#### [SHORT PROBLEM]
Copy out each line in the material below that has the word "мероприя".

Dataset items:

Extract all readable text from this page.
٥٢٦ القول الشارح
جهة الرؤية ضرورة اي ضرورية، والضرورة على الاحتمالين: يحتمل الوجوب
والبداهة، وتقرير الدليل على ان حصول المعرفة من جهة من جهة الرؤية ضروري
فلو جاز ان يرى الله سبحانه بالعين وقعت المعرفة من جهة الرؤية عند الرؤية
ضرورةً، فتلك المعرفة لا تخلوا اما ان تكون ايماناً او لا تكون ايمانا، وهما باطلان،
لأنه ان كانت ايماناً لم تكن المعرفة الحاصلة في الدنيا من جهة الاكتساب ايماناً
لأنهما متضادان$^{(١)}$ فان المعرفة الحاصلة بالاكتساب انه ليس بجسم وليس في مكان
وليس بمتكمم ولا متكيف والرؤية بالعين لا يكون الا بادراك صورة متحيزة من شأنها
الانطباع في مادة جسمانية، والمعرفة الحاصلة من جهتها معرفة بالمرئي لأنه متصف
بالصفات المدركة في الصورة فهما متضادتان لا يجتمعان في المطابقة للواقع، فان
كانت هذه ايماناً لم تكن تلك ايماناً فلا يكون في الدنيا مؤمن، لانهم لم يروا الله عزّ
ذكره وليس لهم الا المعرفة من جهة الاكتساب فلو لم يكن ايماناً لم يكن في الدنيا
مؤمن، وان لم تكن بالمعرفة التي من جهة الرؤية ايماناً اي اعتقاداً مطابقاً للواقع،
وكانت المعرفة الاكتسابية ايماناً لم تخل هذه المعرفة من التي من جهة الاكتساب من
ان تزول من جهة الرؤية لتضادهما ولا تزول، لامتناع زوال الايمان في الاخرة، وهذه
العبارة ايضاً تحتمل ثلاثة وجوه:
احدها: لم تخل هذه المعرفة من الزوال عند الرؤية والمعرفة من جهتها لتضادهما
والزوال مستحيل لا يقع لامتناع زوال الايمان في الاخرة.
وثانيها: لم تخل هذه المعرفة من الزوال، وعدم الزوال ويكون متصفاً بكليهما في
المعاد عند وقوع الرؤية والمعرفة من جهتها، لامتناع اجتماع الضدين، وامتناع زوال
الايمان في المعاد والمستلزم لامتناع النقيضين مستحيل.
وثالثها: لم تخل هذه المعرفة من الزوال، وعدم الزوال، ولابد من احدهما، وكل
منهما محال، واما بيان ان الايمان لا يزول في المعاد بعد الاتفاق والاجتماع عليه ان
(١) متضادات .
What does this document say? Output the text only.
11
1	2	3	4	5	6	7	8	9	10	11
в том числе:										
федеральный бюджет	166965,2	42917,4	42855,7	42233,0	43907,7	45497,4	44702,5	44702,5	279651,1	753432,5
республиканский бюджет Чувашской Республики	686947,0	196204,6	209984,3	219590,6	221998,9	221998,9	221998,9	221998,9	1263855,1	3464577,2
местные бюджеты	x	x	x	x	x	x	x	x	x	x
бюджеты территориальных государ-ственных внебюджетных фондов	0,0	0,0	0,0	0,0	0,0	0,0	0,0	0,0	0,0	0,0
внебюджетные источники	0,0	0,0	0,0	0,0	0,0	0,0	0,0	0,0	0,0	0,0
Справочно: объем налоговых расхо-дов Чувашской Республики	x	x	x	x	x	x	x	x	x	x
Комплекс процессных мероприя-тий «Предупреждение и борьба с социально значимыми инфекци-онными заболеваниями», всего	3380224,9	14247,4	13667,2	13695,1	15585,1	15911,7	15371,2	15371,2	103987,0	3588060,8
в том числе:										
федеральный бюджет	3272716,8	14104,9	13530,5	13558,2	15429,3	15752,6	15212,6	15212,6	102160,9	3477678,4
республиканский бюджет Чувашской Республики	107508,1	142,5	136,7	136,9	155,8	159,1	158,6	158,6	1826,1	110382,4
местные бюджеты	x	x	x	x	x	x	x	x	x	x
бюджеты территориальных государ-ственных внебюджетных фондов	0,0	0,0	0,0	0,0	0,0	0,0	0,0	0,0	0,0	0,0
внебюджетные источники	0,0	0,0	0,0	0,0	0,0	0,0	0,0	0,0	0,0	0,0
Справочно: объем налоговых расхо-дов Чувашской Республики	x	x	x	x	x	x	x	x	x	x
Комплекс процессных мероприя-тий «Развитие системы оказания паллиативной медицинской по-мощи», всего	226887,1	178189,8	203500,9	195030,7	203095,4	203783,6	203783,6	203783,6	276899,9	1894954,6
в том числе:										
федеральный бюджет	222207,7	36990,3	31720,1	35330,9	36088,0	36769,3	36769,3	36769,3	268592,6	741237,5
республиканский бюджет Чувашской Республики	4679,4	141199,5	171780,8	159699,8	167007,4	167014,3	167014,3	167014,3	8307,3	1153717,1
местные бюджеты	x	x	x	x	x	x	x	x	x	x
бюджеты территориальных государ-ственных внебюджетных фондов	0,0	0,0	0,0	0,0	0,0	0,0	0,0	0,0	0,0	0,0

#### [ANSWER TO THIS PROBLEM]
Комплекс процессных мероприя-тий «Предупреждение и борьба с социально значимыми инфекци-онными заболеваниями», всего	3380224,9	14247,4	13667,2	13695,1	15585,1	15911,7	15371,2	15371,2	103987,0	3588060,8
Комплекс процессных мероприя-тий «Развитие системы оказания паллиативной медицинской по-мощи», всего	226887,1	178189,8	203500,9	195030,7	203095,4	203783,6	203783,6	203783,6	276899,9	1894954,6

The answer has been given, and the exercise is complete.